* _Task_
Every line with the string "facebook" should be gathered.

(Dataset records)
__________
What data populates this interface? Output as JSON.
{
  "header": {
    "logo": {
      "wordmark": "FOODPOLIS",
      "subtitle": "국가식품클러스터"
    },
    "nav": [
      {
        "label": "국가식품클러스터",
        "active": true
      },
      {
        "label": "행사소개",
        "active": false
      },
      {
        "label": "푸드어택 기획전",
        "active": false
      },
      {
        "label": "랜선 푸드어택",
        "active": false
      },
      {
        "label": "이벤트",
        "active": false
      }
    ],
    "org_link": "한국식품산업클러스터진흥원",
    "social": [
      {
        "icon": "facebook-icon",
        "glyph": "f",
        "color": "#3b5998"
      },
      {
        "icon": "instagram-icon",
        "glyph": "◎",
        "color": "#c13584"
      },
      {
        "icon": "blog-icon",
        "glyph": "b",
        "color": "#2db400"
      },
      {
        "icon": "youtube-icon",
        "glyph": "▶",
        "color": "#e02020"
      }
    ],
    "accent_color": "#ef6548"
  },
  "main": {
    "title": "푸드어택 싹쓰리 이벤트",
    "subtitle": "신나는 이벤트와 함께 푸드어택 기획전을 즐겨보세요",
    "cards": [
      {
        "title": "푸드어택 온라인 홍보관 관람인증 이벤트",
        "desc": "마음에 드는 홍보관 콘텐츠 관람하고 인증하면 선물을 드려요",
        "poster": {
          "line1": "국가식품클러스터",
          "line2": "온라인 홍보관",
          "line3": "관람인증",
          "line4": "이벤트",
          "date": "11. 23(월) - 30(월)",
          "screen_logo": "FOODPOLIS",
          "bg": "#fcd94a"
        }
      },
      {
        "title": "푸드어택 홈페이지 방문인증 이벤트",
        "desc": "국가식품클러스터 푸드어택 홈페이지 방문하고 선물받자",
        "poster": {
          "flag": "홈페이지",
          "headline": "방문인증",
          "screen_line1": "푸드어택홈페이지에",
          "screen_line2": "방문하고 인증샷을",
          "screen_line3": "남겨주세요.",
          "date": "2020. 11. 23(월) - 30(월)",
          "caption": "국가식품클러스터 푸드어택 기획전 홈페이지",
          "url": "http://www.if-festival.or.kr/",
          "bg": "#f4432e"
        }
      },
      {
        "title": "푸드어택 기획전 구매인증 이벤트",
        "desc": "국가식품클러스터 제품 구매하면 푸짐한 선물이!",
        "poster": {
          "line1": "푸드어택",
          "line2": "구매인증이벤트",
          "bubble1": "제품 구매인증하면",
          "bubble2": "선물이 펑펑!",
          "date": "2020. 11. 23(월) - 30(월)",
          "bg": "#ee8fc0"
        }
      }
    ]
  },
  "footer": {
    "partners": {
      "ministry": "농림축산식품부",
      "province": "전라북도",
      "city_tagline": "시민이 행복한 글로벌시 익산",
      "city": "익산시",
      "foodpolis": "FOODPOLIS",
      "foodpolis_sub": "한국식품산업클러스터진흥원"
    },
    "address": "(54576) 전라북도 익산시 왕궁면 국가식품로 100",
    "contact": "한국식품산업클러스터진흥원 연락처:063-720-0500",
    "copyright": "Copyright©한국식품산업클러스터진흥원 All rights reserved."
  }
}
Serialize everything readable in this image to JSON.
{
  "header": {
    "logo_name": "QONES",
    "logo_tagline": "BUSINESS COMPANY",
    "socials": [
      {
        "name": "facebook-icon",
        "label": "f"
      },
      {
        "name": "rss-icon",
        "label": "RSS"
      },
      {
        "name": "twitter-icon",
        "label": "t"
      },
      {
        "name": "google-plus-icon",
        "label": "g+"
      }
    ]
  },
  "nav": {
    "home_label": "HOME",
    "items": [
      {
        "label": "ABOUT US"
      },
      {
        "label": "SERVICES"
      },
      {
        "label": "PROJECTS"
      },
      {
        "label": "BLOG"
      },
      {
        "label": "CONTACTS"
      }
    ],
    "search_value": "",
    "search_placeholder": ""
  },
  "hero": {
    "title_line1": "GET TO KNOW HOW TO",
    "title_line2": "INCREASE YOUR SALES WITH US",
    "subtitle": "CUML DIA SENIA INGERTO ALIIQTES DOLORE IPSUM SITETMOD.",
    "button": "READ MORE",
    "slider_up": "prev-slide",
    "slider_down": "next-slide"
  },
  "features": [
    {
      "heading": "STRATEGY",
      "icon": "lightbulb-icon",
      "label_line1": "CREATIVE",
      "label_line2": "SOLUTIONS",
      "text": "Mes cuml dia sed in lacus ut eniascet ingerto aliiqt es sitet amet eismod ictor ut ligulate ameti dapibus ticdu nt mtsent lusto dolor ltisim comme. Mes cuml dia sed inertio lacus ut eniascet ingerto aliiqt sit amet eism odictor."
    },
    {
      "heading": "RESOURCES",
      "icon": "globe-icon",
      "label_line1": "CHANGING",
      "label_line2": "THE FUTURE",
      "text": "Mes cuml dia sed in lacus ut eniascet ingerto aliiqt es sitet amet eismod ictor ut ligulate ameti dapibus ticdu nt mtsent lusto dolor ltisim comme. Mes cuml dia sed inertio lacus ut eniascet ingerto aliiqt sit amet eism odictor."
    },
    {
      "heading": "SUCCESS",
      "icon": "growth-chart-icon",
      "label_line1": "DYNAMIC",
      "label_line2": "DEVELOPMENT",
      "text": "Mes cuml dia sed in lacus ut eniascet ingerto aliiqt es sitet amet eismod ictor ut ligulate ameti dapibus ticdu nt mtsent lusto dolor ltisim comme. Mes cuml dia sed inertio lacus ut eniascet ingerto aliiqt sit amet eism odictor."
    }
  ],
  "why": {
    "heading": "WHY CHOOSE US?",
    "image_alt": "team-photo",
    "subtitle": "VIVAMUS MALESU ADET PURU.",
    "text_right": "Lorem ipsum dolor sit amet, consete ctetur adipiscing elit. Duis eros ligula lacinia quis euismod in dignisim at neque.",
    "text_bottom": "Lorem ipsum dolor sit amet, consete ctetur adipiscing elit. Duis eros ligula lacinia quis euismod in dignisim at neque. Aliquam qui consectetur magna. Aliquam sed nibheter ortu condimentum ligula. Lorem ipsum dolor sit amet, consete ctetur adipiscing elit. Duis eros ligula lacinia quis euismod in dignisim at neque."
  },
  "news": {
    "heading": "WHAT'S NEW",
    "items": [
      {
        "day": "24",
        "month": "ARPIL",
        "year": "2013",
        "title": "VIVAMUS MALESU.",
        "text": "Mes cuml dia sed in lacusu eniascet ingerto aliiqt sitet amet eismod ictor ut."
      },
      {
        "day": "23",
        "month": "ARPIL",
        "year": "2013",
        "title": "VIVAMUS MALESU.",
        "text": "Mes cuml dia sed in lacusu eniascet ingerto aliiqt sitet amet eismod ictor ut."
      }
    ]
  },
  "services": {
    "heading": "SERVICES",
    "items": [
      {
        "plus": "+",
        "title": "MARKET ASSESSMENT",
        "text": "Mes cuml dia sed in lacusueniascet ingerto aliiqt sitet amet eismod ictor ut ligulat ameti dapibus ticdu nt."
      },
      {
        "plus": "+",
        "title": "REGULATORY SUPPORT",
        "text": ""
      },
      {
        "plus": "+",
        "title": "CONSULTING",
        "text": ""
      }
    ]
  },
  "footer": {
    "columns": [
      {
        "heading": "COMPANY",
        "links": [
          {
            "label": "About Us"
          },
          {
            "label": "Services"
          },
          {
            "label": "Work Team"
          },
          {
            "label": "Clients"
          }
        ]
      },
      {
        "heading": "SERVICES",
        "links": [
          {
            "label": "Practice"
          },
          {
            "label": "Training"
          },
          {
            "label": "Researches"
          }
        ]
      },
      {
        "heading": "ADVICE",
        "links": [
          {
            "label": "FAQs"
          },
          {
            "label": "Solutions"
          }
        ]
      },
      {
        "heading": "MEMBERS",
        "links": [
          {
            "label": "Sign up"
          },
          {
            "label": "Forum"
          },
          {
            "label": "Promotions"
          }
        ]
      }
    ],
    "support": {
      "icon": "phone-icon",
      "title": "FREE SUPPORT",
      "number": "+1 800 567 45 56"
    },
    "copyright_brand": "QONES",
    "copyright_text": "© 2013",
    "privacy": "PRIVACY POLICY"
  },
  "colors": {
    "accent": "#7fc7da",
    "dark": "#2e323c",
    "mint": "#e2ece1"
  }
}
__________
* _Full answer_
        "icon": "facebook-icon",
        "name": "facebook-icon",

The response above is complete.